## Stored rows
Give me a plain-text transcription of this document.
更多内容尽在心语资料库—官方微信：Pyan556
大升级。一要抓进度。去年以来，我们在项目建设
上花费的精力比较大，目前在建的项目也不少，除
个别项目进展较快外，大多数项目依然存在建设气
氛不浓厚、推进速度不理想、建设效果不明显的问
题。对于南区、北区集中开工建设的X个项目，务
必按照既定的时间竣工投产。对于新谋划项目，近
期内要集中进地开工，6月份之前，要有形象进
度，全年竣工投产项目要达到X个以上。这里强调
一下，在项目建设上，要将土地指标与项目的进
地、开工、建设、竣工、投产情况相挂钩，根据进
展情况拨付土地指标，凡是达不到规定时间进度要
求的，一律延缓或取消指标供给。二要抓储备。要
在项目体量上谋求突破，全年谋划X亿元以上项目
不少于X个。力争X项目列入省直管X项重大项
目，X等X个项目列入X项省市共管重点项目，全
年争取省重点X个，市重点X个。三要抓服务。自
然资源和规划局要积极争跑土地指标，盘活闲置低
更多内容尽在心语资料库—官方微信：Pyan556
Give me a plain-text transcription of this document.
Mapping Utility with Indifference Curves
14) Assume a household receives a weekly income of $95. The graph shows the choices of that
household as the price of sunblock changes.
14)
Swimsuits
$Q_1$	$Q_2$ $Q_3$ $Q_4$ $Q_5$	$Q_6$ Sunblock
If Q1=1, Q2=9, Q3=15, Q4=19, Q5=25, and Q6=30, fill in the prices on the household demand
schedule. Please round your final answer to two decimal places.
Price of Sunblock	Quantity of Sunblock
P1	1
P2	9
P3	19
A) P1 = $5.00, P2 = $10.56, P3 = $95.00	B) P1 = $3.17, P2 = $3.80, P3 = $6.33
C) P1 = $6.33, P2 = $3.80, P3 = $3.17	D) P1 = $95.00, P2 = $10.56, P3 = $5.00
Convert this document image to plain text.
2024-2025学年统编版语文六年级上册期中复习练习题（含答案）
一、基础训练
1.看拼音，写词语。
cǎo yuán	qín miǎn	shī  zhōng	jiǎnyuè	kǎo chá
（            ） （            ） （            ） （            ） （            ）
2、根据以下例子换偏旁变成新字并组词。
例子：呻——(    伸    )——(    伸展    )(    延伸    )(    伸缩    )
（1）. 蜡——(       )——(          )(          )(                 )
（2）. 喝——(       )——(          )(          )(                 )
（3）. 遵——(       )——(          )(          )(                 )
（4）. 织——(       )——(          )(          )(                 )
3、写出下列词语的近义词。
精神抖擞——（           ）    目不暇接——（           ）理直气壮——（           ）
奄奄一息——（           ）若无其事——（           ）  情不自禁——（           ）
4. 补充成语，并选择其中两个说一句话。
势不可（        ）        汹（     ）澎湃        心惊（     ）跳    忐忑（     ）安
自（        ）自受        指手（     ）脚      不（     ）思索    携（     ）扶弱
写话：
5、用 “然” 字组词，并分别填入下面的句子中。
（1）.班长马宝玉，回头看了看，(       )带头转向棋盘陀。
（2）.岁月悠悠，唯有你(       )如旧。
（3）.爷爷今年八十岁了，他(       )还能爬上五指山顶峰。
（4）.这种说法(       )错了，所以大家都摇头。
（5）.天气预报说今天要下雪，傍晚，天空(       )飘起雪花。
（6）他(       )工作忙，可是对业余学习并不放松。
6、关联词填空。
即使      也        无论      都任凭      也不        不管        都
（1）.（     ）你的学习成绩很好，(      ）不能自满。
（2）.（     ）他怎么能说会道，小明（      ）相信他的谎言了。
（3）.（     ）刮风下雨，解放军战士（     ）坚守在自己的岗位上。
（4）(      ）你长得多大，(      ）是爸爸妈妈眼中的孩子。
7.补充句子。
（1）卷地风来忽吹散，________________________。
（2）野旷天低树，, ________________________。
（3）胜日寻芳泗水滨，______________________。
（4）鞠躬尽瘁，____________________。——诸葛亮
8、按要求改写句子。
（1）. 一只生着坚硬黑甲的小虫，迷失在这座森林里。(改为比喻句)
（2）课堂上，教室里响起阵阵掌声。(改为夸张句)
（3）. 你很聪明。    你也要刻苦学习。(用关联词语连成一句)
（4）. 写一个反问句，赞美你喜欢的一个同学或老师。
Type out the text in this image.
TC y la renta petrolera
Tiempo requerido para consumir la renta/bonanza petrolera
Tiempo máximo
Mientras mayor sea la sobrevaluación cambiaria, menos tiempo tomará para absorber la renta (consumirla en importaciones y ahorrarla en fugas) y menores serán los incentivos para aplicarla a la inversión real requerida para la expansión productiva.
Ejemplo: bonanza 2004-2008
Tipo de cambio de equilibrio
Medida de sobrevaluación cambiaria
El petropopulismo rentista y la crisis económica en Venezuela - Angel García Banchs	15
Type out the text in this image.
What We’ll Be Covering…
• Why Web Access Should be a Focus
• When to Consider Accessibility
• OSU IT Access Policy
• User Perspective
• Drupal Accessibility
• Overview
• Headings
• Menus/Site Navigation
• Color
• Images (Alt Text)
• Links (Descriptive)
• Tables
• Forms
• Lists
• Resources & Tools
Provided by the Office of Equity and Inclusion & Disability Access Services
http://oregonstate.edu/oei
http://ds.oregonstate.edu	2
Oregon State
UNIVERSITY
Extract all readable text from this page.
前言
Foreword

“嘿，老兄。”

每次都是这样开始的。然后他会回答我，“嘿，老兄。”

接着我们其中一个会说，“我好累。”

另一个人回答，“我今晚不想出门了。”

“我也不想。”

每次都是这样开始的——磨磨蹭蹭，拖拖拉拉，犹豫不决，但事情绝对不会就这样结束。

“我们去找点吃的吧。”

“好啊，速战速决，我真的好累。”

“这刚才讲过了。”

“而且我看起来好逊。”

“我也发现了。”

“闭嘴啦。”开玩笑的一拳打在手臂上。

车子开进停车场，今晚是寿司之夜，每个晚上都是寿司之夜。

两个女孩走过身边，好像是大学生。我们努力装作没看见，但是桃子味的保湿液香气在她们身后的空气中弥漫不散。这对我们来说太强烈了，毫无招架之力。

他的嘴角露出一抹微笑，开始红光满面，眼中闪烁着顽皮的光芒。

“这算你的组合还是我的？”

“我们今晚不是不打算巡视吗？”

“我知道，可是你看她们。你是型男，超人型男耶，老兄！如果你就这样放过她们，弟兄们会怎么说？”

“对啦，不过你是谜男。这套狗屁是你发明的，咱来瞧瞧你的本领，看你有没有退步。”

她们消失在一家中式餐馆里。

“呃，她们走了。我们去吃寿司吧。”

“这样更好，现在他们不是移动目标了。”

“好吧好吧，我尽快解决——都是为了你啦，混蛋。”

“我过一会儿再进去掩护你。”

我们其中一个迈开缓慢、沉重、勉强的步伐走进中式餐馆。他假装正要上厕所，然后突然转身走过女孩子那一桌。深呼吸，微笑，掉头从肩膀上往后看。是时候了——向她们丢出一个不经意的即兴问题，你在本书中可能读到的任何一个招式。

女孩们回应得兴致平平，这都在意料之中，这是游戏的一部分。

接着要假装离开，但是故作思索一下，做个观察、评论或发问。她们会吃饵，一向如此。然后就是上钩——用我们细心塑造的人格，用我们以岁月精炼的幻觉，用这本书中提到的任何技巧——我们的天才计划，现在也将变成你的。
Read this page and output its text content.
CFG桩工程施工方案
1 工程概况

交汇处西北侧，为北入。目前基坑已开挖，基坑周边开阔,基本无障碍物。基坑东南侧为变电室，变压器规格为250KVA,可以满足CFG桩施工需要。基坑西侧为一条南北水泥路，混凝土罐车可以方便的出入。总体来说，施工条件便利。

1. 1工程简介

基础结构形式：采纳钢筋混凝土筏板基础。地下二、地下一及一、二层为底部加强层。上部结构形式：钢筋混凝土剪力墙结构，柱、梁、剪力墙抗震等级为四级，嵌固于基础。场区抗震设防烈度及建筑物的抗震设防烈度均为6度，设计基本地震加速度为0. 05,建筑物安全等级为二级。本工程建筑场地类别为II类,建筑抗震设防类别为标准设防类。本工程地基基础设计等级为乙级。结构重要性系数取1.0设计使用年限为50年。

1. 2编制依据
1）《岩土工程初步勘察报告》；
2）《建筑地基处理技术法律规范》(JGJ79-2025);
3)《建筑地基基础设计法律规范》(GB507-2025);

## What is required
Every line that holds the word "oregonstate" should be extracted.

## Solved problem
http://oregonstate.edu/oei
http://ds.oregonstate.edu	2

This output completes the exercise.